EXERCISE ▸ Print all the records exactly, please.

AVAILABLE DATA ▸
□ □ □
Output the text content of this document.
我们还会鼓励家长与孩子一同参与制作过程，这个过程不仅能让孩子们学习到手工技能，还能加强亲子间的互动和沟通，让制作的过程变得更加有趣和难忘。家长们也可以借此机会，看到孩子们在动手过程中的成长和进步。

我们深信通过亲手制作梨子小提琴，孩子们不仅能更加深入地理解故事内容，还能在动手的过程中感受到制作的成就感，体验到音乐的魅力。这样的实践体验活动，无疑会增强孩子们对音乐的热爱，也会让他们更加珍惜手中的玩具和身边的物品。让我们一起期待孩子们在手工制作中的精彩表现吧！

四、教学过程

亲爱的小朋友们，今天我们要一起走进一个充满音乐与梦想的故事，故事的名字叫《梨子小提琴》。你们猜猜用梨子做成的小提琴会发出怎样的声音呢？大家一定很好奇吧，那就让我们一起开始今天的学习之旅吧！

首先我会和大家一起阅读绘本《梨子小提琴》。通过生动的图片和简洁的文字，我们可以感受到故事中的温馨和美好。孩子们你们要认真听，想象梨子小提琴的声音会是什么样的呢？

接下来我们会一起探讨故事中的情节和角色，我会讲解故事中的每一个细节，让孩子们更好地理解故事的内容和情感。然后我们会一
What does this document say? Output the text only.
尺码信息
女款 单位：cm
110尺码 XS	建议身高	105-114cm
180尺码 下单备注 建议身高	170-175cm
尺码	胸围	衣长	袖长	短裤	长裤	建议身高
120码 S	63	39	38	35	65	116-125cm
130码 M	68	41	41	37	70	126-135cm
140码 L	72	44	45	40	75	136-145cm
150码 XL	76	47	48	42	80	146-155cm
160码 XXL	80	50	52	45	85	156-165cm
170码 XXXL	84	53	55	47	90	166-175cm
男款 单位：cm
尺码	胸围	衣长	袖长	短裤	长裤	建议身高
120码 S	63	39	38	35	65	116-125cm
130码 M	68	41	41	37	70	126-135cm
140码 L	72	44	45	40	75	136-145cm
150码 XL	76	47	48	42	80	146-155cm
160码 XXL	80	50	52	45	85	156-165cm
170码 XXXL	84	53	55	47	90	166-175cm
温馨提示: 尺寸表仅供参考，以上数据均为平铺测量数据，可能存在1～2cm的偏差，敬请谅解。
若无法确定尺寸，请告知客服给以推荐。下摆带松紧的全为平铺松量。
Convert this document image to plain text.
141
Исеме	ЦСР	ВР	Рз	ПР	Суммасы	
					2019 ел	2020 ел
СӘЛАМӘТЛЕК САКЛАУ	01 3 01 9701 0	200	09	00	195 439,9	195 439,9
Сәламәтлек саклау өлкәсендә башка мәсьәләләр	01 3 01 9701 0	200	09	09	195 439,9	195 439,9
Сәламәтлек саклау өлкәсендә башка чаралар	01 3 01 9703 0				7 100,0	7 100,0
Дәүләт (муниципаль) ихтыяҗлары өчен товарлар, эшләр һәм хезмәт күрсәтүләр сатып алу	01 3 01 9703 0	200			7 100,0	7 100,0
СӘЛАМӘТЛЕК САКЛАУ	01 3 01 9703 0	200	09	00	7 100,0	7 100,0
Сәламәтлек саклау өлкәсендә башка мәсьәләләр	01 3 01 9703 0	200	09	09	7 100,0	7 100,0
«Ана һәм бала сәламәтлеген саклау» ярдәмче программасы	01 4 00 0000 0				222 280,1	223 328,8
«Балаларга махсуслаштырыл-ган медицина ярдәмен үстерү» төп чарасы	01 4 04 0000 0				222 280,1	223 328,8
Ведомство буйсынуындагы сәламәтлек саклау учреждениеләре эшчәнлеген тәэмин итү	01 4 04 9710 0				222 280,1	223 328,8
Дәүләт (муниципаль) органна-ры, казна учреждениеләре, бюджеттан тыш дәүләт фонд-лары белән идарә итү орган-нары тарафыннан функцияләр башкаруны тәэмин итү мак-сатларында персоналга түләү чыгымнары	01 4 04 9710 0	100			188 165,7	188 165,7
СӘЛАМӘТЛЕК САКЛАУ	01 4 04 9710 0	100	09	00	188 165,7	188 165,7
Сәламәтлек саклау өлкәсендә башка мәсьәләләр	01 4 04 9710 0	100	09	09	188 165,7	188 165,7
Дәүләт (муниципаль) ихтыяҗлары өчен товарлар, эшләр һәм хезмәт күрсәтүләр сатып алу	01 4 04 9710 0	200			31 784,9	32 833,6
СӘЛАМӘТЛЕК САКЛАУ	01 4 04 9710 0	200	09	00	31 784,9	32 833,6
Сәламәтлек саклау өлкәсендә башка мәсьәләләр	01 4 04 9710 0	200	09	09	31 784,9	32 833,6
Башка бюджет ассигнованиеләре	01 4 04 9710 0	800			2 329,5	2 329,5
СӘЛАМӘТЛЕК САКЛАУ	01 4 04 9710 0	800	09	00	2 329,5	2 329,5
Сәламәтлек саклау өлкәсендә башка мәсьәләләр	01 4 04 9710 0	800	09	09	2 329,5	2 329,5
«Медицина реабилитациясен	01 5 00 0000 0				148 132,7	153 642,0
□ □ □
WRITTEN SOLUTION ▸
Output the text content of this document.
我们还会鼓励家长与孩子一同参与制作过程，这个过程不仅能让孩子们学习到手工技能，还能加强亲子间的互动和沟通，让制作的过程变得更加有趣和难忘。家长们也可以借此机会，看到孩子们在动手过程中的成长和进步。

我们深信通过亲手制作梨子小提琴，孩子们不仅能更加深入地理解故事内容，还能在动手的过程中感受到制作的成就感，体验到音乐的魅力。这样的实践体验活动，无疑会增强孩子们对音乐的热爱，也会让他们更加珍惜手中的玩具和身边的物品。让我们一起期待孩子们在手工制作中的精彩表现吧！

四、教学过程

亲爱的小朋友们，今天我们要一起走进一个充满音乐与梦想的故事，故事的名字叫《梨子小提琴》。你们猜猜用梨子做成的小提琴会发出怎样的声音呢？大家一定很好奇吧，那就让我们一起开始今天的学习之旅吧！

首先我会和大家一起阅读绘本《梨子小提琴》。通过生动的图片和简洁的文字，我们可以感受到故事中的温馨和美好。孩子们你们要认真听，想象梨子小提琴的声音会是什么样的呢？

接下来我们会一起探讨故事中的情节和角色，我会讲解故事中的每一个细节，让孩子们更好地理解故事的内容和情感。然后我们会一
What does this document say? Output the text only.
尺码信息
女款 单位：cm
110尺码 XS	建议身高	105-114cm
180尺码 下单备注 建议身高	170-175cm
尺码	胸围	衣长	袖长	短裤	长裤	建议身高
120码 S	63	39	38	35	65	116-125cm
130码 M	68	41	41	37	70	126-135cm
140码 L	72	44	45	40	75	136-145cm
150码 XL	76	47	48	42	80	146-155cm
160码 XXL	80	50	52	45	85	156-165cm
170码 XXXL	84	53	55	47	90	166-175cm
男款 单位：cm
尺码	胸围	衣长	袖长	短裤	长裤	建议身高
120码 S	63	39	38	35	65	116-125cm
130码 M	68	41	41	37	70	126-135cm
140码 L	72	44	45	40	75	136-145cm
150码 XL	76	47	48	42	80	146-155cm
160码 XXL	80	50	52	45	85	156-165cm
170码 XXXL	84	53	55	47	90	166-175cm
温馨提示: 尺寸表仅供参考，以上数据均为平铺测量数据，可能存在1～2cm的偏差，敬请谅解。
若无法确定尺寸，请告知客服给以推荐。下摆带松紧的全为平铺松量。
Convert this document image to plain text.
141
Исеме	ЦСР	ВР	Рз	ПР	Суммасы	
					2019 ел	2020 ел
СӘЛАМӘТЛЕК САКЛАУ	01 3 01 9701 0	200	09	00	195 439,9	195 439,9
Сәламәтлек саклау өлкәсендә башка мәсьәләләр	01 3 01 9701 0	200	09	09	195 439,9	195 439,9
Сәламәтлек саклау өлкәсендә башка чаралар	01 3 01 9703 0				7 100,0	7 100,0
Дәүләт (муниципаль) ихтыяҗлары өчен товарлар, эшләр һәм хезмәт күрсәтүләр сатып алу	01 3 01 9703 0	200			7 100,0	7 100,0
СӘЛАМӘТЛЕК САКЛАУ	01 3 01 9703 0	200	09	00	7 100,0	7 100,0
Сәламәтлек саклау өлкәсендә башка мәсьәләләр	01 3 01 9703 0	200	09	09	7 100,0	7 100,0
«Ана һәм бала сәламәтлеген саклау» ярдәмче программасы	01 4 00 0000 0				222 280,1	223 328,8
«Балаларга махсуслаштырыл-ган медицина ярдәмен үстерү» төп чарасы	01 4 04 0000 0				222 280,1	223 328,8
Ведомство буйсынуындагы сәламәтлек саклау учреждениеләре эшчәнлеген тәэмин итү	01 4 04 9710 0				222 280,1	223 328,8
Дәүләт (муниципаль) органна-ры, казна учреждениеләре, бюджеттан тыш дәүләт фонд-лары белән идарә итү орган-нары тарафыннан функцияләр башкаруны тәэмин итү мак-сатларында персоналга түләү чыгымнары	01 4 04 9710 0	100			188 165,7	188 165,7
СӘЛАМӘТЛЕК САКЛАУ	01 4 04 9710 0	100	09	00	188 165,7	188 165,7
Сәламәтлек саклау өлкәсендә башка мәсьәләләр	01 4 04 9710 0	100	09	09	188 165,7	188 165,7
Дәүләт (муниципаль) ихтыяҗлары өчен товарлар, эшләр һәм хезмәт күрсәтүләр сатып алу	01 4 04 9710 0	200			31 784,9	32 833,6
СӘЛАМӘТЛЕК САКЛАУ	01 4 04 9710 0	200	09	00	31 784,9	32 833,6
Сәламәтлек саклау өлкәсендә башка мәсьәләләр	01 4 04 9710 0	200	09	09	31 784,9	32 833,6
Башка бюджет ассигнованиеләре	01 4 04 9710 0	800			2 329,5	2 329,5
СӘЛАМӘТЛЕК САКЛАУ	01 4 04 9710 0	800	09	00	2 329,5	2 329,5
Сәламәтлек саклау өлкәсендә башка мәсьәләләр	01 4 04 9710 0	800	09	09	2 329,5	2 329,5
«Медицина реабилитациясен	01 5 00 0000 0				148 132,7	153 642,0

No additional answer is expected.